DO THIS: Look for the string "series" in the lines and copy each line that has it.

################

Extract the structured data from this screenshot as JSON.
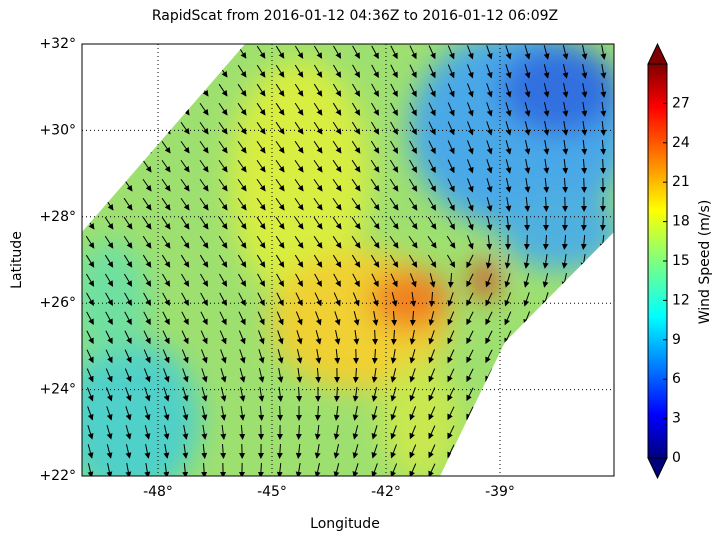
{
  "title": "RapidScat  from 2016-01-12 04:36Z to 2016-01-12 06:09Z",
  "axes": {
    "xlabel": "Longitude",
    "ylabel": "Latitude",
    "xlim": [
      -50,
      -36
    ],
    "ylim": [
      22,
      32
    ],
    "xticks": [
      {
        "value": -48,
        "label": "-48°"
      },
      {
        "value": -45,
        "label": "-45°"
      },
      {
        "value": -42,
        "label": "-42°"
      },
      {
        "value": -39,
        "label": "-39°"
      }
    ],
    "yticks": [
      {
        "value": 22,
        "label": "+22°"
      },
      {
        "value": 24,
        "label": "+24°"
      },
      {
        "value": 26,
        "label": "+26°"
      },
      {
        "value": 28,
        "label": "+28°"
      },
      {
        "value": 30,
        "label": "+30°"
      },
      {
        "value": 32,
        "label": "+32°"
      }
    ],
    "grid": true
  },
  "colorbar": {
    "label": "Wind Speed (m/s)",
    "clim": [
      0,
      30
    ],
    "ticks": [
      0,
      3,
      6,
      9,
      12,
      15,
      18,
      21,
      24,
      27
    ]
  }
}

################

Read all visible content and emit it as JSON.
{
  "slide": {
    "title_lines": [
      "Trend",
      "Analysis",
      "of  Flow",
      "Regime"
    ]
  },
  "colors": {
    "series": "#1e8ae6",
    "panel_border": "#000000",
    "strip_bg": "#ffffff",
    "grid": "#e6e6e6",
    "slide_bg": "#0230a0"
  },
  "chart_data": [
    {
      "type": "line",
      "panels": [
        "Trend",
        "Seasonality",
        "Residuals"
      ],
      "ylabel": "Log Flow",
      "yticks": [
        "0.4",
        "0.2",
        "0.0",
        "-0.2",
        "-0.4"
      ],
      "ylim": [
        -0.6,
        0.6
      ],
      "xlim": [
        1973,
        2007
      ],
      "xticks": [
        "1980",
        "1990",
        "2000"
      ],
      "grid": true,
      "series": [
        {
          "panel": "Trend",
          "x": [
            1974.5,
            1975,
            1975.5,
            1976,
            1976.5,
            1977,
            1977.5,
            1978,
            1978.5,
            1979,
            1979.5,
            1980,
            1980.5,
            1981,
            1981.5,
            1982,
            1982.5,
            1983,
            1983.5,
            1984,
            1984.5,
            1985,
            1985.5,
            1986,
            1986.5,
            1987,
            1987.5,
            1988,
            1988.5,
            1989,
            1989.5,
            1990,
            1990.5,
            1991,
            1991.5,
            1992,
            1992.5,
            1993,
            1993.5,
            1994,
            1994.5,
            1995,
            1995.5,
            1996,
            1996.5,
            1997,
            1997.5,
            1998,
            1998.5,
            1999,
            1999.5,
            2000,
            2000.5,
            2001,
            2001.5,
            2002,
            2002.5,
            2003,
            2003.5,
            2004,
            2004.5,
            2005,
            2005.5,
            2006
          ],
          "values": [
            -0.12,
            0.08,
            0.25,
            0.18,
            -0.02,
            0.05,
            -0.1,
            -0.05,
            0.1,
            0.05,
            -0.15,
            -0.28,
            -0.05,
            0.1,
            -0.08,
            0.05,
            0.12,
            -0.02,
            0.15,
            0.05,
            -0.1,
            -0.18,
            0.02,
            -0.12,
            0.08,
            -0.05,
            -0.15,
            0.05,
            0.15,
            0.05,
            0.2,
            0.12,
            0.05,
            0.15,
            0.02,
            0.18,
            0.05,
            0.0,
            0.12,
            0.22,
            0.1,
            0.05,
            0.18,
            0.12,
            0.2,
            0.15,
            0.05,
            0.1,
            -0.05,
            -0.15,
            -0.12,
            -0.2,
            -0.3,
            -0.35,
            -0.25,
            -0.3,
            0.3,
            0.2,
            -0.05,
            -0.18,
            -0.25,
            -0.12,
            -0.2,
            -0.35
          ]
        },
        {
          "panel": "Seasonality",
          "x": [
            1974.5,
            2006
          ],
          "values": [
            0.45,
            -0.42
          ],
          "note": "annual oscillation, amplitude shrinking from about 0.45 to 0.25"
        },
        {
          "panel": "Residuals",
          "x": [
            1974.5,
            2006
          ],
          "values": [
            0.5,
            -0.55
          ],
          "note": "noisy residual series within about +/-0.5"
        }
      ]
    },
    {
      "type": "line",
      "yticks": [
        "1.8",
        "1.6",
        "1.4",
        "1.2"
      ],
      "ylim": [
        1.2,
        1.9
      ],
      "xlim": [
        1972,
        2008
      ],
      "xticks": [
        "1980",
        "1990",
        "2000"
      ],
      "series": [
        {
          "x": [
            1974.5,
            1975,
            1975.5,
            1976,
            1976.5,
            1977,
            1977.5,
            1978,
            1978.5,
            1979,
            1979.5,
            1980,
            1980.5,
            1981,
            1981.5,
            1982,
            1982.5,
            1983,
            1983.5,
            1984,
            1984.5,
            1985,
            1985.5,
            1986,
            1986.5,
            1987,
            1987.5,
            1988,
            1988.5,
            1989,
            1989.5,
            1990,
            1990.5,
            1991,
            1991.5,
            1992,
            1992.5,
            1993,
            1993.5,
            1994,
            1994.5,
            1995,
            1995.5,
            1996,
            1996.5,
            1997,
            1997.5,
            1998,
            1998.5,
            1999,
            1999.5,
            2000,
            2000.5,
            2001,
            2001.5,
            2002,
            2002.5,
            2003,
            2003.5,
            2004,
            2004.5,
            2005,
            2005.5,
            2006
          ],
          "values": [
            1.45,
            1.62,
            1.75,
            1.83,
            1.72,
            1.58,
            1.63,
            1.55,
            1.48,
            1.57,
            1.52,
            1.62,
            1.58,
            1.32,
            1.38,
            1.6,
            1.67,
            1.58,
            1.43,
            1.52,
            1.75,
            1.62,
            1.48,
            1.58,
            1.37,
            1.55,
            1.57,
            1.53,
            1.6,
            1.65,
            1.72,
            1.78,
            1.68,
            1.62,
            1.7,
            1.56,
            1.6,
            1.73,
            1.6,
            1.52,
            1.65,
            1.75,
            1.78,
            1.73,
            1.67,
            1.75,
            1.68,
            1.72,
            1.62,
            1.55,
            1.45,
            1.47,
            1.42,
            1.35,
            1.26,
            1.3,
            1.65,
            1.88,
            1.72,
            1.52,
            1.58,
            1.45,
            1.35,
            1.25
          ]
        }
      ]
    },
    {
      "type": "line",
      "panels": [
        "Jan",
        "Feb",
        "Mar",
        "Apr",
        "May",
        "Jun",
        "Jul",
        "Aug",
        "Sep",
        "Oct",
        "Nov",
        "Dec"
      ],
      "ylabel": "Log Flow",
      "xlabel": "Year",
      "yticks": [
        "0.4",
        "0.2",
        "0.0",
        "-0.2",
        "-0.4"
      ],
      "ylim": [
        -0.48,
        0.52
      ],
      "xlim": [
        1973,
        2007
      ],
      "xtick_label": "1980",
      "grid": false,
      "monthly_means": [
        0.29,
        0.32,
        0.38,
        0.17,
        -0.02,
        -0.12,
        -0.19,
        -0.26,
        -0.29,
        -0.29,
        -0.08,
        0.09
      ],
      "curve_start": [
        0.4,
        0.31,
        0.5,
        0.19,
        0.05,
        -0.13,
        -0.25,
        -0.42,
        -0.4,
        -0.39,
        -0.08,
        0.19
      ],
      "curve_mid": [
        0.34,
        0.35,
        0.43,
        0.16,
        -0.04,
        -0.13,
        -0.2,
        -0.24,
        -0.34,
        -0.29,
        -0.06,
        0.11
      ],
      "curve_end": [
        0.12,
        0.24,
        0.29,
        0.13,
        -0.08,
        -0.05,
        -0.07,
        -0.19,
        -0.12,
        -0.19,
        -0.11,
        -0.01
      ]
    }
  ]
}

################

ANSWER BELOW:
    "series": "#1e8ae6",
      "series": [
          "note": "noisy residual series within about +/-0.5"
      "series": [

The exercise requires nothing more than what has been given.